■ Gegeven tekst ■

■ ■ ■ ■ ■ ■ ■

Meestal gaat het in een hut elke dag hetzelfde: opstaan, bed afhalen, rugzak inpakken, ontbijt, vertrek. Vanwege de drukte en de overvolle keuken ’s avonds koos ik nu een andere strategie: ik stuurde de kinderen direct na het aankleden naar beneden om een plekje aan een tafel te bemachtigen, terwijl ik direct aan de slag ging om het ontbijt klaar te maken. Daarna zouden we wel de boel inpakken. Deze omgekeerde volgorde werkte goed en zo zaten we vóór de hectiek al aan het ontbijt. De DNT-groep schoof ongeveer gelijktijdig aan, maar toen hadden wij de brinta al op tafel staan. De kinderen hadden opnieuw een gezellige babbel met de Nederlandse man (een voormalig burgermeester vertelde hij later). En tot Renske haar grote vreugde (ze had de dag ervoor zó’n zin gehad in chocola) kregen ze een enorme reep chocola van hem. Gewoon zomaar, omdat hij het zo knap vond dat ze deze lastige trektocht liepen (en inderdaad, we kwamen verder alleen maar volwassenen tegen in de hutten, geen kinderen). Wat een leuk gebaar! Ze waren er zó blij mee!

■ ■ ■ ■ ■ ■ ■

■ Opdrachten ■
**a.** Wat kregen de kinderen volgens het verslag over de ochtend in de hut van de Nederlandse man?
**b.** Zet de alinea die begint met "Meestal gaat het in een hut" uit het verslag over de ochtend in de hut om in een korte opsomming met de belangrijkste feiten.
**c.** Schrijf het verslag over de ochtend in de hut verder, vanaf de laatste zin.
De records hebben niets met de tekst te maken.

■ ■ ■ ■ ■ ■ ■

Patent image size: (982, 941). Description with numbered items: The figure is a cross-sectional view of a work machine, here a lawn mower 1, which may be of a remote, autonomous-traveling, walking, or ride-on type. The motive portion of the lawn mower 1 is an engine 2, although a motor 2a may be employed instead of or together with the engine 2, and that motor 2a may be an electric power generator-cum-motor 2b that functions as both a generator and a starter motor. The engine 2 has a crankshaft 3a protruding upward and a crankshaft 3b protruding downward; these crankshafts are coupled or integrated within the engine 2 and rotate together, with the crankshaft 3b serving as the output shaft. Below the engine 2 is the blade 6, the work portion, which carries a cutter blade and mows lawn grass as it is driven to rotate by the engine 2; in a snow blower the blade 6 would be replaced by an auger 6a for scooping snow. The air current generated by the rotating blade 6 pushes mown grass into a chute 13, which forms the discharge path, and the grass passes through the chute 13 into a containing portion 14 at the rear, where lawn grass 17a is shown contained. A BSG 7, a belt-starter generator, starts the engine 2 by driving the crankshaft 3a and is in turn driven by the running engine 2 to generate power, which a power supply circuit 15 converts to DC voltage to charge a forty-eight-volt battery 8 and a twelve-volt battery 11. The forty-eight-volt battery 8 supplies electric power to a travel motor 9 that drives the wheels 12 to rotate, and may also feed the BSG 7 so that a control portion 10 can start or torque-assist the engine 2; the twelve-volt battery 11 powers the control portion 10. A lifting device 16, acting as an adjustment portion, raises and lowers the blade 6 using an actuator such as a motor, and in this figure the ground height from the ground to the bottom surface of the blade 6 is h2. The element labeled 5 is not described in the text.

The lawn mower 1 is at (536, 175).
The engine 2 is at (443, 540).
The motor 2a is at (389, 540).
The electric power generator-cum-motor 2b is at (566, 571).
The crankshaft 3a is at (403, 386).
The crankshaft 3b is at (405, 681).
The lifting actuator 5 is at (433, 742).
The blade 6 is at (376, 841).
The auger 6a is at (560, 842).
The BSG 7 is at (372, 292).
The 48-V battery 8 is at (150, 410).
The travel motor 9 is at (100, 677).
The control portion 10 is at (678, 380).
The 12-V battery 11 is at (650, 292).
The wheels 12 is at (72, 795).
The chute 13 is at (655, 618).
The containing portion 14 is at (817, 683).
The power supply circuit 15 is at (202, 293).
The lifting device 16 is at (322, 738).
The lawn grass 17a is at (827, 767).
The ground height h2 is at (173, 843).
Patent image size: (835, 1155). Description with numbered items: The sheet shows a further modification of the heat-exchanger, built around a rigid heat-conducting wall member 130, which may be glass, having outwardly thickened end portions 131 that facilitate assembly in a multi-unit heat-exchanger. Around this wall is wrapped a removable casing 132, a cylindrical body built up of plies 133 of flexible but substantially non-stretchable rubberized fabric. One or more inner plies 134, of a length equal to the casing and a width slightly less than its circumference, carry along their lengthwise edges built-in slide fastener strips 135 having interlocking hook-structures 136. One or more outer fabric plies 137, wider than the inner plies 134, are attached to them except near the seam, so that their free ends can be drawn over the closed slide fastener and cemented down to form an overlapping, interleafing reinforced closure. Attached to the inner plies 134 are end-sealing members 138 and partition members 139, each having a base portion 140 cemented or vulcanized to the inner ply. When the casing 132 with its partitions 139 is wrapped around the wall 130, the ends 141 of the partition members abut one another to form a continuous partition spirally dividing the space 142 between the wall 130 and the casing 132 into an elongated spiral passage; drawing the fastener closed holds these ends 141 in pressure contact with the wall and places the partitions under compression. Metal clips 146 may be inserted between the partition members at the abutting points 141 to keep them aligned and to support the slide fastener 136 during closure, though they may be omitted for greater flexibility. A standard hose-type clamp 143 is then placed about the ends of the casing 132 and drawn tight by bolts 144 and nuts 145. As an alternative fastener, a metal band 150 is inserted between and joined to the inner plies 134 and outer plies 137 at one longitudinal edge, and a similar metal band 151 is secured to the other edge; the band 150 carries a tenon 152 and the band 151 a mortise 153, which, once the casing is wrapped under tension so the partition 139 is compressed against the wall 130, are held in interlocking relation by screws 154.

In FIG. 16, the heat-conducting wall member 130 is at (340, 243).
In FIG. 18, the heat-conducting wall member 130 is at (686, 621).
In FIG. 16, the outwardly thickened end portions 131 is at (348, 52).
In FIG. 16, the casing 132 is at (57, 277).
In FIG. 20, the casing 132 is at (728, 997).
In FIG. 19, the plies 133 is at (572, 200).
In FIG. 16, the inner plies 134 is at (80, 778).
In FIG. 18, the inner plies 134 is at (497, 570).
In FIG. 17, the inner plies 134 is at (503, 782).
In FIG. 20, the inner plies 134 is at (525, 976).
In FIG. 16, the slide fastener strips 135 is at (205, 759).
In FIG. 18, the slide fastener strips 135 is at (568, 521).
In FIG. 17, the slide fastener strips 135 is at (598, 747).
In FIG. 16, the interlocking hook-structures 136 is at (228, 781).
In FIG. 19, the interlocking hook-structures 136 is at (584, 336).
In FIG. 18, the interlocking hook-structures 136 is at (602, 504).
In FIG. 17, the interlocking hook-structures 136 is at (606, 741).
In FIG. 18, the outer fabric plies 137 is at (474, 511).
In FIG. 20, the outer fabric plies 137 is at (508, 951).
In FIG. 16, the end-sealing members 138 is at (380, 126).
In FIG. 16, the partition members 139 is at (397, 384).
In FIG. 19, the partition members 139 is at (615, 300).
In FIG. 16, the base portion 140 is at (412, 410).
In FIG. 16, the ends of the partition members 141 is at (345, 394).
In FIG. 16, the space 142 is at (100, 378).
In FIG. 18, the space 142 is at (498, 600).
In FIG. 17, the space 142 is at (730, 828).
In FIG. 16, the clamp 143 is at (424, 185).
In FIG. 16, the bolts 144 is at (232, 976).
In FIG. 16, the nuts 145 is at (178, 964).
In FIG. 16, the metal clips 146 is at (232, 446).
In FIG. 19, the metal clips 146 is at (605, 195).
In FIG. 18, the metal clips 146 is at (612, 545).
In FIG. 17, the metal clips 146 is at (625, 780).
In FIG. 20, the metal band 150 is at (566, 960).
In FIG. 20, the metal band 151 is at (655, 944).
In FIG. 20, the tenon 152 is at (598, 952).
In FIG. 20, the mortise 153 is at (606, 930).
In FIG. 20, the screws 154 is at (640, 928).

■ ■ ■ ■ ■ ■ ■

■ Antwoorden ■
**a.** Een enorme reep chocola.

**b.**
- Gewone ochtendvolgorde in een hut: opstaan, bed afhalen, rugzak inpakken, ontbijt, vertrek.
- Vanwege de drukte en de overvolle keuken werd de volgorde omgedraaid: de kinderen gingen na het aankleden meteen naar beneden om een tafel te bemachtigen en de ouder maakte direct het ontbijt klaar. Inpakken kwam daarna.
- Dat werkte goed: ze zaten al aan het ontbijt voordat de hectiek begon.
- De DNT-groep kwam ongeveer tegelijk, maar toen stond de brinta al op tafel.
- De kinderen praatten weer met de Nederlandse man, die later vertelde dat hij oud-burgemeester was.
- Hij gaf hun een enorme reep chocola omdat hij het knap vond dat ze deze lastige trektocht liepen. In de hutten kwamen ze verder alleen volwassenen tegen.
- Renske was er extra blij mee, want ze had de dag ervoor veel zin in chocola gehad.

**c.**
We vertrokken rond 9 uur ongeveer gelijktijdig met de DNT-groep en werden succes gewenst en uitgezwaaid door de twee vrouwelijke huttenwachten. De eerste zes kilometer zou het een beetje op en neer gaan langs het meer. Het was een smal, technisch paadje met een kaarsrechte diepte er direct naast. Het was dus wel oppassen geblazen. Daar had Daantje niet echt een boodschap aan en we moesten even flink boos worden om haar overmoedigheid te beteugelen. We hebben na al die jaren behoorlijk wat vertrouwen in de vaardigheden en het inschattingsvermogen van de kinderen, maar een ongeluk zit in een klein hoekje en als je pas 8 bent zie je dat niet altijd even goed. Het is bijvoorbeeld heel onhandig om op een smal richeltje onverwacht achter je vader met grote rugzak te gaan staan, die op dat moment je broer aan het helpen is.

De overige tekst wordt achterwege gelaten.